— START The records —

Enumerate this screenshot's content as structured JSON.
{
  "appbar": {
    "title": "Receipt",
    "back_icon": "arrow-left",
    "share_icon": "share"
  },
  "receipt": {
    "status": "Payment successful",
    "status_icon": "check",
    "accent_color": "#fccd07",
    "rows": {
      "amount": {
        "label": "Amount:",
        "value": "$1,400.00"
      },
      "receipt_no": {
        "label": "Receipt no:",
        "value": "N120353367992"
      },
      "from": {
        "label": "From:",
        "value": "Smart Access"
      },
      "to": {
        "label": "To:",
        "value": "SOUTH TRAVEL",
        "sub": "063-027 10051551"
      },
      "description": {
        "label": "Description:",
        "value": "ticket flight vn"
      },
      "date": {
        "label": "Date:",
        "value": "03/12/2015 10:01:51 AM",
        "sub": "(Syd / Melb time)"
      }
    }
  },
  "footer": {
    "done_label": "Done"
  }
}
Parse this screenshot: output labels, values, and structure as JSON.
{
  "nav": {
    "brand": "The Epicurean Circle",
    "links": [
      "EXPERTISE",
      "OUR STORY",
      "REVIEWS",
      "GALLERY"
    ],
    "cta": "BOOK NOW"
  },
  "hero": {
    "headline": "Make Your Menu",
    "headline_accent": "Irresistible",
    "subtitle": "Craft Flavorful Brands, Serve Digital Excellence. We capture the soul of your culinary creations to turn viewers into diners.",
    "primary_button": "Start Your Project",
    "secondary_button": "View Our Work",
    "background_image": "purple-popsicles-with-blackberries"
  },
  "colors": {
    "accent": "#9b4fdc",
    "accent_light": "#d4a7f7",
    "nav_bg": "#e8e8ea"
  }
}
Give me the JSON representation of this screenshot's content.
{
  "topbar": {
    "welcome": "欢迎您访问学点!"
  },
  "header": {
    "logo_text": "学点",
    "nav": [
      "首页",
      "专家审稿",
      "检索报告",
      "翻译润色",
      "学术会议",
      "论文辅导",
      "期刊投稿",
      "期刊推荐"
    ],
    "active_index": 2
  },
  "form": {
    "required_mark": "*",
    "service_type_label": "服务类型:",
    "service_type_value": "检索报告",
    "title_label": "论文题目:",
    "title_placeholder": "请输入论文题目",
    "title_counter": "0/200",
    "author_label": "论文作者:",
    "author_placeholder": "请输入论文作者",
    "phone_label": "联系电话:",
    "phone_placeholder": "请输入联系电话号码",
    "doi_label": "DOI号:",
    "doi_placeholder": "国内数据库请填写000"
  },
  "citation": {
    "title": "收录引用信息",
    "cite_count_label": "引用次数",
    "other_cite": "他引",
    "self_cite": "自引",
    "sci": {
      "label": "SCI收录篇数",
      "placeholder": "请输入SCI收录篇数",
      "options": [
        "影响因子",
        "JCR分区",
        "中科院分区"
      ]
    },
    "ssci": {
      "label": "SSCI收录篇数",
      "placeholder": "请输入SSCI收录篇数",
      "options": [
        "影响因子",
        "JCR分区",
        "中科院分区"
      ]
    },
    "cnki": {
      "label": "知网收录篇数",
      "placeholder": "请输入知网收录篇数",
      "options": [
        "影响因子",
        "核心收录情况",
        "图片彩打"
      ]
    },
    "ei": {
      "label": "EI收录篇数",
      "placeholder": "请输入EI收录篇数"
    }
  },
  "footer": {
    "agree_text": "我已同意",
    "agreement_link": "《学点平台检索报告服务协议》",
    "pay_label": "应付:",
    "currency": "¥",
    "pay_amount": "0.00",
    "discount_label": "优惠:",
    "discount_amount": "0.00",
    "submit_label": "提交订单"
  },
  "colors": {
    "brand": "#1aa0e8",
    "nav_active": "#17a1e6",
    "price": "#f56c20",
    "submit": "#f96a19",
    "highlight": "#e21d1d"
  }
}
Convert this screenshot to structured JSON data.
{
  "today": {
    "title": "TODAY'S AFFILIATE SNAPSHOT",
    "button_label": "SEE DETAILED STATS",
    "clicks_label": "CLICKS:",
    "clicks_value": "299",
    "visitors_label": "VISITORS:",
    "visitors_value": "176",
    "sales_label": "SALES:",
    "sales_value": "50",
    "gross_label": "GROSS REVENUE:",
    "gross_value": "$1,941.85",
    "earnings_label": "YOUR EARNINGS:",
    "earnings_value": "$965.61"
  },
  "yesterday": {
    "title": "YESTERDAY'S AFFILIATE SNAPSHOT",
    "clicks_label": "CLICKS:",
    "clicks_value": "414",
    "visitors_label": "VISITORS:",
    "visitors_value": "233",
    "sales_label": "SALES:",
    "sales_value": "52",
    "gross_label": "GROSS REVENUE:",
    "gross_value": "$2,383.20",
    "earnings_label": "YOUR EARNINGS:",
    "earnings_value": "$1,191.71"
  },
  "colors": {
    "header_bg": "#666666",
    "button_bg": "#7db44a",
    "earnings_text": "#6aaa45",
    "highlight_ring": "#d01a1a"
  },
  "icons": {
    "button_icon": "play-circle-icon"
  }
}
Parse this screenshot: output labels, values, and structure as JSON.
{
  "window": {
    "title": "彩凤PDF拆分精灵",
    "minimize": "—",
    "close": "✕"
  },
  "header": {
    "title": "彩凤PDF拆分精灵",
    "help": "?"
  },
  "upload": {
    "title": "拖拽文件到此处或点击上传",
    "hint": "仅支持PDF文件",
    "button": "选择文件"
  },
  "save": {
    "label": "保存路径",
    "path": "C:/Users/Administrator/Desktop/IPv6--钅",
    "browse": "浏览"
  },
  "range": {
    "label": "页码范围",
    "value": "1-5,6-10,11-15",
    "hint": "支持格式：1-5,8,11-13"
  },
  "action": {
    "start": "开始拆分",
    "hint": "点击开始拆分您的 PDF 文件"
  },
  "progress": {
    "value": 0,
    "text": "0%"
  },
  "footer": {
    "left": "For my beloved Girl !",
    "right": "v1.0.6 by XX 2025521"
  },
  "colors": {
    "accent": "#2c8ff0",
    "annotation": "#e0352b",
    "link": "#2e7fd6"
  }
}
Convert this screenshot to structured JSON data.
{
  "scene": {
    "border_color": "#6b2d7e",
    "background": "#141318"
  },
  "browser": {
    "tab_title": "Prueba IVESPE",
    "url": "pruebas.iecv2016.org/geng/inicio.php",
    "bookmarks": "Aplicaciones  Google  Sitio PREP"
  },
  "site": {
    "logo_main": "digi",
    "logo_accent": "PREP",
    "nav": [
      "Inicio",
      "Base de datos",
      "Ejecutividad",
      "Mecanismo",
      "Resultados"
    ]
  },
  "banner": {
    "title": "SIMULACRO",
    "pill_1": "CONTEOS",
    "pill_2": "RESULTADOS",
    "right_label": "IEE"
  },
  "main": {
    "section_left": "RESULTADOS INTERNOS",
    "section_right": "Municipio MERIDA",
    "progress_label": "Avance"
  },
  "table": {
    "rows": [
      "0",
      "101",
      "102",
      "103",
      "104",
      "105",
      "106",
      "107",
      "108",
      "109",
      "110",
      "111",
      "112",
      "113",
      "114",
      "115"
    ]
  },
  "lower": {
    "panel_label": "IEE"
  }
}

— END The records —

- **Exercise aim**
Write out every line exactly as it stands.

- **Task answer**
Enumerate this screenshot's content as structured JSON.
{
  "appbar": {
    "title": "Receipt",
    "back_icon": "arrow-left",
    "share_icon": "share"
  },
  "receipt": {
    "status": "Payment successful",
    "status_icon": "check",
    "accent_color": "#fccd07",
    "rows": {
      "amount": {
        "label": "Amount:",
        "value": "$1,400.00"
      },
      "receipt_no": {
        "label": "Receipt no:",
        "value": "N120353367992"
      },
      "from": {
        "label": "From:",
        "value": "Smart Access"
      },
      "to": {
        "label": "To:",
        "value": "SOUTH TRAVEL",
        "sub": "063-027 10051551"
      },
      "description": {
        "label": "Description:",
        "value": "ticket flight vn"
      },
      "date": {
        "label": "Date:",
        "value": "03/12/2015 10:01:51 AM",
        "sub": "(Syd / Melb time)"
      }
    }
  },
  "footer": {
    "done_label": "Done"
  }
}
Parse this screenshot: output labels, values, and structure as JSON.
{
  "nav": {
    "brand": "The Epicurean Circle",
    "links": [
      "EXPERTISE",
      "OUR STORY",
      "REVIEWS",
      "GALLERY"
    ],
    "cta": "BOOK NOW"
  },
  "hero": {
    "headline": "Make Your Menu",
    "headline_accent": "Irresistible",
    "subtitle": "Craft Flavorful Brands, Serve Digital Excellence. We capture the soul of your culinary creations to turn viewers into diners.",
    "primary_button": "Start Your Project",
    "secondary_button": "View Our Work",
    "background_image": "purple-popsicles-with-blackberries"
  },
  "colors": {
    "accent": "#9b4fdc",
    "accent_light": "#d4a7f7",
    "nav_bg": "#e8e8ea"
  }
}
Give me the JSON representation of this screenshot's content.
{
  "topbar": {
    "welcome": "欢迎您访问学点!"
  },
  "header": {
    "logo_text": "学点",
    "nav": [
      "首页",
      "专家审稿",
      "检索报告",
      "翻译润色",
      "学术会议",
      "论文辅导",
      "期刊投稿",
      "期刊推荐"
    ],
    "active_index": 2
  },
  "form": {
    "required_mark": "*",
    "service_type_label": "服务类型:",
    "service_type_value": "检索报告",
    "title_label": "论文题目:",
    "title_placeholder": "请输入论文题目",
    "title_counter": "0/200",
    "author_label": "论文作者:",
    "author_placeholder": "请输入论文作者",
    "phone_label": "联系电话:",
    "phone_placeholder": "请输入联系电话号码",
    "doi_label": "DOI号:",
    "doi_placeholder": "国内数据库请填写000"
  },
  "citation": {
    "title": "收录引用信息",
    "cite_count_label": "引用次数",
    "other_cite": "他引",
    "self_cite": "自引",
    "sci": {
      "label": "SCI收录篇数",
      "placeholder": "请输入SCI收录篇数",
      "options": [
        "影响因子",
        "JCR分区",
        "中科院分区"
      ]
    },
    "ssci": {
      "label": "SSCI收录篇数",
      "placeholder": "请输入SSCI收录篇数",
      "options": [
        "影响因子",
        "JCR分区",
        "中科院分区"
      ]
    },
    "cnki": {
      "label": "知网收录篇数",
      "placeholder": "请输入知网收录篇数",
      "options": [
        "影响因子",
        "核心收录情况",
        "图片彩打"
      ]
    },
    "ei": {
      "label": "EI收录篇数",
      "placeholder": "请输入EI收录篇数"
    }
  },
  "footer": {
    "agree_text": "我已同意",
    "agreement_link": "《学点平台检索报告服务协议》",
    "pay_label": "应付:",
    "currency": "¥",
    "pay_amount": "0.00",
    "discount_label": "优惠:",
    "discount_amount": "0.00",
    "submit_label": "提交订单"
  },
  "colors": {
    "brand": "#1aa0e8",
    "nav_active": "#17a1e6",
    "price": "#f56c20",
    "submit": "#f96a19",
    "highlight": "#e21d1d"
  }
}
Convert this screenshot to structured JSON data.
{
  "today": {
    "title": "TODAY'S AFFILIATE SNAPSHOT",
    "button_label": "SEE DETAILED STATS",
    "clicks_label": "CLICKS:",
    "clicks_value": "299",
    "visitors_label": "VISITORS:",
    "visitors_value": "176",
    "sales_label": "SALES:",
    "sales_value": "50",
    "gross_label": "GROSS REVENUE:",
    "gross_value": "$1,941.85",
    "earnings_label": "YOUR EARNINGS:",
    "earnings_value": "$965.61"
  },
  "yesterday": {
    "title": "YESTERDAY'S AFFILIATE SNAPSHOT",
    "clicks_label": "CLICKS:",
    "clicks_value": "414",
    "visitors_label": "VISITORS:",
    "visitors_value": "233",
    "sales_label": "SALES:",
    "sales_value": "52",
    "gross_label": "GROSS REVENUE:",
    "gross_value": "$2,383.20",
    "earnings_label": "YOUR EARNINGS:",
    "earnings_value": "$1,191.71"
  },
  "colors": {
    "header_bg": "#666666",
    "button_bg": "#7db44a",
    "earnings_text": "#6aaa45",
    "highlight_ring": "#d01a1a"
  },
  "icons": {
    "button_icon": "play-circle-icon"
  }
}
Parse this screenshot: output labels, values, and structure as JSON.
{
  "window": {
    "title": "彩凤PDF拆分精灵",
    "minimize": "—",
    "close": "✕"
  },
  "header": {
    "title": "彩凤PDF拆分精灵",
    "help": "?"
  },
  "upload": {
    "title": "拖拽文件到此处或点击上传",
    "hint": "仅支持PDF文件",
    "button": "选择文件"
  },
  "save": {
    "label": "保存路径",
    "path": "C:/Users/Administrator/Desktop/IPv6--钅",
    "browse": "浏览"
  },
  "range": {
    "label": "页码范围",
    "value": "1-5,6-10,11-15",
    "hint": "支持格式：1-5,8,11-13"
  },
  "action": {
    "start": "开始拆分",
    "hint": "点击开始拆分您的 PDF 文件"
  },
  "progress": {
    "value": 0,
    "text": "0%"
  },
  "footer": {
    "left": "For my beloved Girl !",
    "right": "v1.0.6 by XX 2025521"
  },
  "colors": {
    "accent": "#2c8ff0",
    "annotation": "#e0352b",
    "link": "#2e7fd6"
  }
}
Convert this screenshot to structured JSON data.
{
  "scene": {
    "border_color": "#6b2d7e",
    "background": "#141318"
  },
  "browser": {
    "tab_title": "Prueba IVESPE",
    "url": "pruebas.iecv2016.org/geng/inicio.php",
    "bookmarks": "Aplicaciones  Google  Sitio PREP"
  },
  "site": {
    "logo_main": "digi",
    "logo_accent": "PREP",
    "nav": [
      "Inicio",
      "Base de datos",
      "Ejecutividad",
      "Mecanismo",
      "Resultados"
    ]
  },
  "banner": {
    "title": "SIMULACRO",
    "pill_1": "CONTEOS",
    "pill_2": "RESULTADOS",
    "right_label": "IEE"
  },
  "main": {
    "section_left": "RESULTADOS INTERNOS",
    "section_right": "Municipio MERIDA",
    "progress_label": "Avance"
  },
  "table": {
    "rows": [
      "0",
      "101",
      "102",
      "103",
      "104",
      "105",
      "106",
      "107",
      "108",
      "109",
      "110",
      "111",
      "112",
      "113",
      "114",
      "115"
    ]
  },
  "lower": {
    "panel_label": "IEE"
  }
}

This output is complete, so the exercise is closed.